As pessoas sentem a necessidade de classificar por ordem de
importância os profissionais de qualquer área que atinjam uma condição de
excelência naquilo que fazem. Assim, na música erudita, é muito comum serem
atribuídos valores comparativos entre Bach, Beethoven e Mozart, por exemplo,
como se fosse possível dar notas de avaliação para o seu trabalho e para a sua
genialidade.
O mesmo ocorre com o jazz. Da mesma forma que Elvis foi chamado de “o rei do
rock”, Benny Goodman foi denominado “o rei do swing”, sem nenhum demérito a
outros grandes músicos do estilo – Artie Shaw, Glenn Miller, Harry James, Count
Basie, Chick Webb, só para citar alguns.
Assim, é uma tarefa árdua situar quem teria sido a figura mais importante do
jazz, mas nos parece lógico que deva ser alguém dos primórdios, que tenha
influenciado todos os demais que vieram a seguir – e isto exclui Parker,
Gillespie, Monk, Davis ou Coltrane, todos irrefutáveis inovadores, mas que
surgiram na esteira de algo já existente.
Ellington é um caso à parte, pois seu jazz, embora impregnado da negritude do blues, possuía um experimentalismo que
de certa forma o afastava da simplicidade e da pureza com que o jazz foi
concebido.
Em minha opinião – corroborada por não menos do que Wynton Marsalis e Miles
Davis – o grande nome do jazz de todos os tempos, aquele que influenciou todas
as gerações de jazzistas, fossem eles trompetistas ou não, foi Louis Armstrong,
considerado pelo crítico Gary Giddins como “o Bach, o Dante e o Shakespeare da
música americana”.
Ao longo dos anos, o
jazz deu origem a alguns subgêneros: do swing ao bebop, do hard bop ao free
jazz, entre outros Como o senhor avalia estas variações? O senhor teria alguma
favorita entre tantas? Por que?
__________
== Tarefas ==
(a) Devolva a parte do texto sobre o jazz que começa nas palavras "O mesmo ocorre" e termina logo após as palavras "algo já existente.".
(b) Segundo o texto sobre o jazz, quem o crítico Gary Giddins considerou "o Bach, o Dante e o Shakespeare da música americana"?
(c) Prossiga com o texto sobre o jazz a partir do ponto em que ele termina.
__________
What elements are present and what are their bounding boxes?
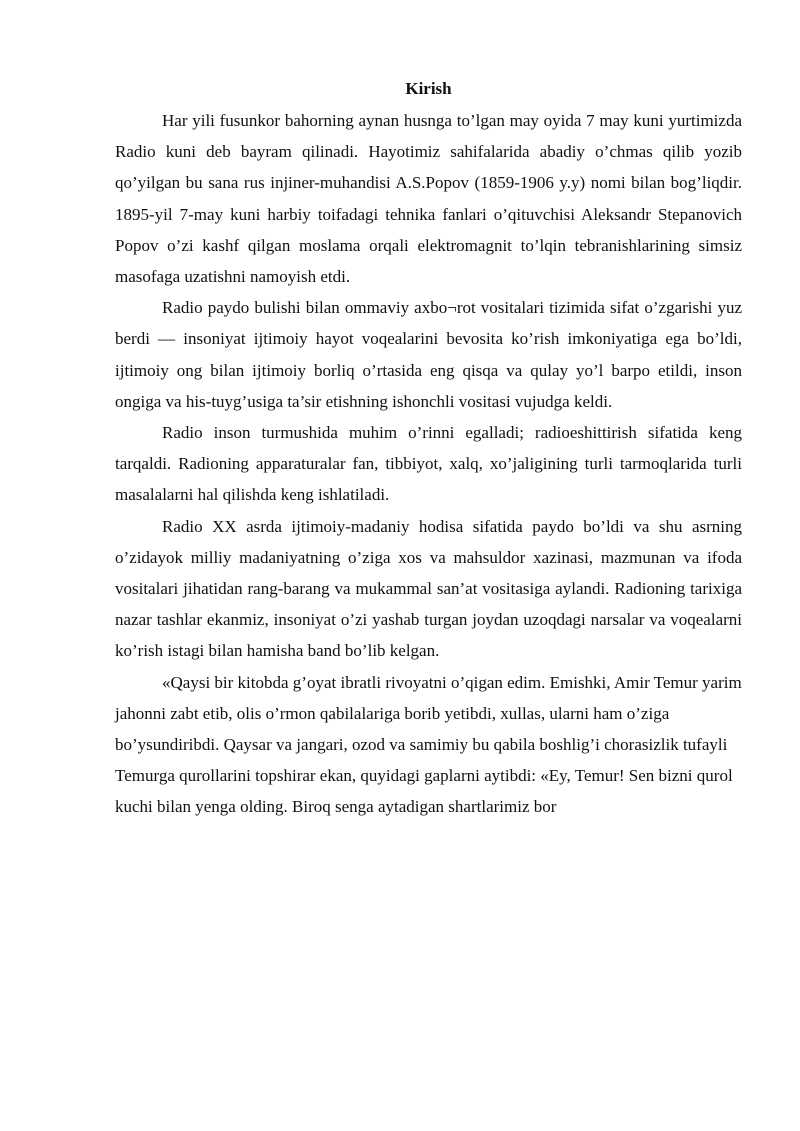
paragraph-temur-story: «Qaysi bir kitobda g’oyat ibratli rivoyatni o’qigan edim. Emishki, Amir Temur yarim jahonni zabt etib, olis o’rmon qabilalariga borib yetibdi, xullas, ularni ham o’ziga bo’ysundiribdi. Qaysar va jangari, ozod va samimiy bu qabila boshlig’i chorasizlik tufayli Temurga qurollarini topshirar ekan, quyidagi gaplarni aytibdi: «Ey, Temur! Sen bizni qurol kuchi bilan yenga olding. Biroq senga aytadigan shartlarimiz bor [115,672,742,817]
paragraph-radio-usage: Radio inson turmushida muhim o’rinni egalladi; radioeshittirish sifatida keng tarqaldi. Radioning apparaturalar fan, tibbiyot, xalq, xo’jaligining turli tarmoqlarida turli masalalarni hal qilishda keng ishlatiladi. [115,423,742,505]
paragraph-mass-media: Radio paydo bulishi bilan ommaviy axbo¬rot vositalari tizimida sifat o’zgarishi yuz berdi — insoniyat ijtimoiy hayot voqealarini bevosita ko’rish imkoniyatiga ega bo’ldi, ijtimoiy ong bilan ijtimoiy borliq o’rtasida eng qisqa va qulay yo’l barpo etildi, inson ongiga va his-tuyg’usiga ta’sir etishning ishonchli vositasi vujudga keldi. [115,298,742,411]
page-title: Kirish [405,79,452,98]
paragraph-radio-day: Har yili fusunkor bahorning aynan husnga to’lgan may oyida 7 may kuni yurtimizda Radio kuni deb bayram qilinadi. Hayotimiz sahifalarida abadiy o’chmas qilib yozib qo’yilgan bu sana rus injiner-muhandisi A.S.Popov (1859-1906 y.y) nomi bilan bog’liqdir. 1895-yil 7-may kuni harbiy toifadagi tehnika fanlari o’qituvchisi Aleksandr Stepanovich Popov o’zi kashf qilgan moslama orqali elektromagnit to’lqin tebranishlarining simsiz masofaga uzatishni namoyish etdi. [115,111,742,287]
paragraph-radio-history: Radio XX asrda ijtimoiy-madaniy hodisa sifatida paydo bo’ldi va shu asrning o’zidayok milliy madaniyatning o’ziga xos va mahsuldor xazinasi, mazmunan va ifoda vositalari jihatidan rang-barang va mukammal san’at vositasiga aylandi. Radioning tarixiga nazar tashlar ekanmiz, insoniyat o’zi yashab turgan joydan uzoqdagi narsalar va voqealarni ko’rish istagi bilan hamisha band bo’lib kelgan. [115,516,742,661]
document-page [115,74,742,823]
__________
== Respostas ==
(a)
O mesmo ocorre com o jazz. Da mesma forma que Elvis foi chamado de “o rei do
rock”, Benny Goodman foi denominado “o rei do swing”, sem nenhum demérito a
outros grandes músicos do estilo – Artie Shaw, Glenn Miller, Harry James, Count
Basie, Chick Webb, só para citar alguns.
Assim, é uma tarefa árdua situar quem teria sido a figura mais importante do
jazz, mas nos parece lógico que deva ser alguém dos primórdios, que tenha
influenciado todos os demais que vieram a seguir – e isto exclui Parker,
Gillespie, Monk, Davis ou Coltrane, todos irrefutáveis inovadores, mas que
surgiram na esteira de algo já existente.

(b) Louis Armstrong.

(c)
O jazz sempre se mostrou ser uma música mutável, como de
resto o são praticamente todas as manifestações artísticas, sejam elas
musicais, cênicas, plásticas ou literárias. As modificações são inevitáveis,
principalmente no jazz, um estilo musical que permite liberdade ao executante,
fazendo o intérprete muitas vezes se fundir com o compositor. Há que se notar
que exceto na passagem do swing para
o bebop e dos estilos bop para o free-jazz ou o jazz-fusion, as variações que
aconteceram ao longo do tempo não foram bruscas. O jazz tradicional – stomp, blues de New Orleans e Dixieland
foi seguido pelo estilo Chicago, uma
espécie de ponte entre o tradicional e o swing,
a música das grandes orquestras – privilegiando líderes de grupo, maestros e
arranjadores. E os estilos bop se
seguiram naturalmente, dentro da mesma característica – bebop, hard bop, cool jazz, West Coast, third stream,
funky – privilegiando a criatividade
do intérprete e o improviso, e a partir do free
jazz ele se desvinculou de todas as convenções, possibilitando uma gama de
jazz moderno – fusion, smooth,
funk, acid –, com uma alta dose de
tecnologia, que deu outra característica ao jazz, mas sem descaracterizá-lo.
Pessoalmente prefiro o jazz dos primórdios até os anos 1980, pela minha própria
vivência e formação. Digamos que eu sou mais sensível ao jazz tradicional, ao
jazz das big bands e aos estilos bop.
Muitos autores
afirmam que o rock teria sido responsável pela, digamos, derrocada do jazz nos
anos 60. O que o senhor pensa disso? Essa afirmativa procede?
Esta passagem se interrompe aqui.